▶ _Data provided_
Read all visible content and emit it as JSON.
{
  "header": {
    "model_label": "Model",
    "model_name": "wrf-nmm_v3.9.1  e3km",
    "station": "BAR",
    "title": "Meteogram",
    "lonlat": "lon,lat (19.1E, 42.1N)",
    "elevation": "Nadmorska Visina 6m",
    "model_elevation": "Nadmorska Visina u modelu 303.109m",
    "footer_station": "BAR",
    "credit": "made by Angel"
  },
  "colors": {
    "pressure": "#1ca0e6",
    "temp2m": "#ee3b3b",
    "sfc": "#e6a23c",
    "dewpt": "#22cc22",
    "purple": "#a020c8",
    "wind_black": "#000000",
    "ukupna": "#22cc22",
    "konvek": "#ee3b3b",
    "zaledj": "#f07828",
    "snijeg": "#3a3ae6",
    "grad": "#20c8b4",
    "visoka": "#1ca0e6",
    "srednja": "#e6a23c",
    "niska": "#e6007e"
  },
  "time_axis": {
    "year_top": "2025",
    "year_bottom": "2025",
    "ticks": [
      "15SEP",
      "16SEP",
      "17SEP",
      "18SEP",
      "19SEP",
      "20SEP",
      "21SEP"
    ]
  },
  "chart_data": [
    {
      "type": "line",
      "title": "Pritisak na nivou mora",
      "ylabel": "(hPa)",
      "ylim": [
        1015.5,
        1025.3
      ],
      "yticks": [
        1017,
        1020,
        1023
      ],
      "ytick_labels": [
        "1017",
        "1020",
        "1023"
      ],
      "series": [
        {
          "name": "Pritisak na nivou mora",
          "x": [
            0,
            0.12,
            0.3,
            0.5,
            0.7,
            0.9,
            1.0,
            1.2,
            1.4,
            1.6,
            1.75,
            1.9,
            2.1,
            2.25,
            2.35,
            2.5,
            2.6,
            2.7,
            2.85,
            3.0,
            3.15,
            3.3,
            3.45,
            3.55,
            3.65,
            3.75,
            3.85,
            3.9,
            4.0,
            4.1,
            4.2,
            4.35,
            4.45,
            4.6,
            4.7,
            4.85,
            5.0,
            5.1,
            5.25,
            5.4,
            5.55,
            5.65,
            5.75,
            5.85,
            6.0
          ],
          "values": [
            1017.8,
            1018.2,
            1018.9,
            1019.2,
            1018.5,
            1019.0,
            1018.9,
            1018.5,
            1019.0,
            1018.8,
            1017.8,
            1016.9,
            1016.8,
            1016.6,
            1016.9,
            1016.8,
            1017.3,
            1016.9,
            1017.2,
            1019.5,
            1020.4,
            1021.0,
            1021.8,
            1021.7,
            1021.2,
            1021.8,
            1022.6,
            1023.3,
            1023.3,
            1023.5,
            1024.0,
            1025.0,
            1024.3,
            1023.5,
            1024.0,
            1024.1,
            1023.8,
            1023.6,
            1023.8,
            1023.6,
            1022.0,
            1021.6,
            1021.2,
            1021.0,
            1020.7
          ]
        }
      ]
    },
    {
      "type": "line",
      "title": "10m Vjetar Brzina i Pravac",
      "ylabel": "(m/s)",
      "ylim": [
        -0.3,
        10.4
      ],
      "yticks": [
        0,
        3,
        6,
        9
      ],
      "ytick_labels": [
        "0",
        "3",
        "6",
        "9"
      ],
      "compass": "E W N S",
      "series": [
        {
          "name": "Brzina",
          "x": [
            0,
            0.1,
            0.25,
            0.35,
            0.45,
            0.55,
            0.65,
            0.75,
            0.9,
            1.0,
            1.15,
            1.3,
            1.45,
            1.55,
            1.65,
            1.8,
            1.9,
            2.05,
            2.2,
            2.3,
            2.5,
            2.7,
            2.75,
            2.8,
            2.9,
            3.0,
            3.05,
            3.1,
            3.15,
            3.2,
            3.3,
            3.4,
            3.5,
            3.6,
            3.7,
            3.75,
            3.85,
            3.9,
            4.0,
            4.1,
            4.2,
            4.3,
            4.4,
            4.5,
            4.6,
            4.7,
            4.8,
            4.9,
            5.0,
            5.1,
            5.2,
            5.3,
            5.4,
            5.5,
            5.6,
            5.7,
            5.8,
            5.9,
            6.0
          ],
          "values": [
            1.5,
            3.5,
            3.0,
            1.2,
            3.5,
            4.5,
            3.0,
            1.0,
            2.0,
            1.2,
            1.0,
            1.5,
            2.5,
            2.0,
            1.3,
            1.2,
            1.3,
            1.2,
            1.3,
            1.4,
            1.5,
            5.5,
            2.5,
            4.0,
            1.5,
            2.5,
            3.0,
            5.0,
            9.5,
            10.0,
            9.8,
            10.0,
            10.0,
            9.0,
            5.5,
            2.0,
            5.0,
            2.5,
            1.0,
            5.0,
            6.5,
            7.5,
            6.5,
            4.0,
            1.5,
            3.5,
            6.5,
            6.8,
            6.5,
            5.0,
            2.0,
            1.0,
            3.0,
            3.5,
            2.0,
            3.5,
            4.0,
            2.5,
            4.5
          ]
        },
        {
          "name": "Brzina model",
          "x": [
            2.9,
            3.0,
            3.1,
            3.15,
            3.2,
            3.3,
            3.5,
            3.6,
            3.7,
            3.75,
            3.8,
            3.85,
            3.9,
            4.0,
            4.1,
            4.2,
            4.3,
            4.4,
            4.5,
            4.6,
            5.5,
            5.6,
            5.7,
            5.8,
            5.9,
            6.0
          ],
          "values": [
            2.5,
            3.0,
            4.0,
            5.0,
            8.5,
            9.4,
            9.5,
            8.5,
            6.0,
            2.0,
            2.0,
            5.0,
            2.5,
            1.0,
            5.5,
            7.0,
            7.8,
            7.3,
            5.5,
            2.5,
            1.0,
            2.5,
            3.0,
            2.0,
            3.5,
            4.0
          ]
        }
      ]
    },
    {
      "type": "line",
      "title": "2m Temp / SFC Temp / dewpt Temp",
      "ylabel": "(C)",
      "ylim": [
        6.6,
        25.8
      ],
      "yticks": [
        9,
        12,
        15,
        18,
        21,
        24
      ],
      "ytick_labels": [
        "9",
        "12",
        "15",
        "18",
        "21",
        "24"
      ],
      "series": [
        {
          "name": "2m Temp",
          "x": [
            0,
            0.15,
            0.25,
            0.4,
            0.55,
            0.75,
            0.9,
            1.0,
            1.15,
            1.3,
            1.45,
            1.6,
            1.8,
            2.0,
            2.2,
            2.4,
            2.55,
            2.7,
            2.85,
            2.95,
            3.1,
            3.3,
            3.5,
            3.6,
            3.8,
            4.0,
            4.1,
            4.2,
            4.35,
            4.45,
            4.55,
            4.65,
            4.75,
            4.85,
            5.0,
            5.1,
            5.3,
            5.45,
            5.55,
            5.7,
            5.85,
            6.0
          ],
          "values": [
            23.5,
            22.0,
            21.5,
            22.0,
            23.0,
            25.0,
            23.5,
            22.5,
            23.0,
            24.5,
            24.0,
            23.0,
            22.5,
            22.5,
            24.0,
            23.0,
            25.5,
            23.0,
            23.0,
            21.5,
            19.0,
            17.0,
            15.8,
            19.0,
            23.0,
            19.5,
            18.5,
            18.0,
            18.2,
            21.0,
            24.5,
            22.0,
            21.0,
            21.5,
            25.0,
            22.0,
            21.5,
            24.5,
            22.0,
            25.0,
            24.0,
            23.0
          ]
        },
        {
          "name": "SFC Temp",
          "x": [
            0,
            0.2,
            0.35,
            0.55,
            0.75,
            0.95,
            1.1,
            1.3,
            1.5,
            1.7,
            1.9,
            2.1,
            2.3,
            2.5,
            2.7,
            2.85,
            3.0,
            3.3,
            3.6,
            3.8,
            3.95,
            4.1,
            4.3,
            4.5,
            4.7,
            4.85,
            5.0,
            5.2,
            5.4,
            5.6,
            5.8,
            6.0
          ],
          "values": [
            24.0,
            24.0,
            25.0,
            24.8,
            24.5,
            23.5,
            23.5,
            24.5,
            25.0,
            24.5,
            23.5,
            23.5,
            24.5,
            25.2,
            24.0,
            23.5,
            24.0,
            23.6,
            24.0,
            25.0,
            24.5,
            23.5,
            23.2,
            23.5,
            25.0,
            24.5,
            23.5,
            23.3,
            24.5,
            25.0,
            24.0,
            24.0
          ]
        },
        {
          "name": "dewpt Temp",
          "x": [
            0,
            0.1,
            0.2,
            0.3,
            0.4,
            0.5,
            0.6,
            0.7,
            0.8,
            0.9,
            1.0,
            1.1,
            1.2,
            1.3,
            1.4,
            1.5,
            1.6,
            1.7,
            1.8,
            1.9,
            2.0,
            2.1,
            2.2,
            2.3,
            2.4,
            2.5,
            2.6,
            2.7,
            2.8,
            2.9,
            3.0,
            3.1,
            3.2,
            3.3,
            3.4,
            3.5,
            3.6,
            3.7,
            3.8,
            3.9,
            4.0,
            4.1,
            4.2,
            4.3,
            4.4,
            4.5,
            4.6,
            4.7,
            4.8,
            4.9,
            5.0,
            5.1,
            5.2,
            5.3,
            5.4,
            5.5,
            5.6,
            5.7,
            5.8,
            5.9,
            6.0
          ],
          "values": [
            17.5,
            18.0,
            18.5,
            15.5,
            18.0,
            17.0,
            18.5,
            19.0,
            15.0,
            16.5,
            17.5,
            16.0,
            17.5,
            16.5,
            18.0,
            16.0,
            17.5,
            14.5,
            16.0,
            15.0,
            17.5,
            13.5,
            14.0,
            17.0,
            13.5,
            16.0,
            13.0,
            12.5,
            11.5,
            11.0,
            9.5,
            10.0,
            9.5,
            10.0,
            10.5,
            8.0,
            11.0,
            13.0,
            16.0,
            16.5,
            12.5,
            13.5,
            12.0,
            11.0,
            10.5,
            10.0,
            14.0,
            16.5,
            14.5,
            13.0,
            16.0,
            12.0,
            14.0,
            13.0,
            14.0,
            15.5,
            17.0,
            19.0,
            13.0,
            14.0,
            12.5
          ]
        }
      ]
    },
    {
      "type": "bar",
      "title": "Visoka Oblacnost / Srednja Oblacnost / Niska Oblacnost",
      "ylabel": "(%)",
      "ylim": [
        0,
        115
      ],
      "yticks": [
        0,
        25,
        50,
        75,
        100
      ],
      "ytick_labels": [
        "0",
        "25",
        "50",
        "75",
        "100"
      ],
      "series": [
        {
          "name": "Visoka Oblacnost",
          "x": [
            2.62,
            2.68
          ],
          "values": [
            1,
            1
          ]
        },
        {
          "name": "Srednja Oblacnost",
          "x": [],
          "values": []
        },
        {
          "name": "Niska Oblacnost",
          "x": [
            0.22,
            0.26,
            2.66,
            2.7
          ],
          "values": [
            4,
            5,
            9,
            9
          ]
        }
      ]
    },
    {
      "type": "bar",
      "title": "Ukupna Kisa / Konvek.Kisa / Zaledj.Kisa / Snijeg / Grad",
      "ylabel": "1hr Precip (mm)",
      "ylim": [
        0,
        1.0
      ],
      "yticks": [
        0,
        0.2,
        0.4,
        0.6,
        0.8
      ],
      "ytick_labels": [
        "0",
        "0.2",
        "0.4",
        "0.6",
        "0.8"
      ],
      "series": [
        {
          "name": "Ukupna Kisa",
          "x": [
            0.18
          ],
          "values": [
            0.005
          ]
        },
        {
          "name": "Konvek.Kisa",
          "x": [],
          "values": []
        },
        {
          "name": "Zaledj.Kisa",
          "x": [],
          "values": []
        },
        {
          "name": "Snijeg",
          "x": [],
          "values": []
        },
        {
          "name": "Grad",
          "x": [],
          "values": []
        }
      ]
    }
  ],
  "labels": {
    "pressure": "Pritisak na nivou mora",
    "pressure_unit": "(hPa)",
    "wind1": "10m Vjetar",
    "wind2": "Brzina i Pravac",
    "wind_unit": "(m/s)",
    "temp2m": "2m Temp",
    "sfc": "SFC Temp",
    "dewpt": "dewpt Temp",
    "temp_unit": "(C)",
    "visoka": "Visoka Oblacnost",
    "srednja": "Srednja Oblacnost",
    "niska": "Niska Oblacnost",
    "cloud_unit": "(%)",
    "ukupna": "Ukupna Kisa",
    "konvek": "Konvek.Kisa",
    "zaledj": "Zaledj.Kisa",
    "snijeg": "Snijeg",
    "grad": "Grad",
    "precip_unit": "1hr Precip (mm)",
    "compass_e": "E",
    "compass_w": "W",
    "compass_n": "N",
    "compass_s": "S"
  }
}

▶ _Problem to work on_
Return every line above that contains the word "Precip".

▶ _Right answer_
      "ylabel": "1hr Precip (mm)",
    "precip_unit": "1hr Precip (mm)",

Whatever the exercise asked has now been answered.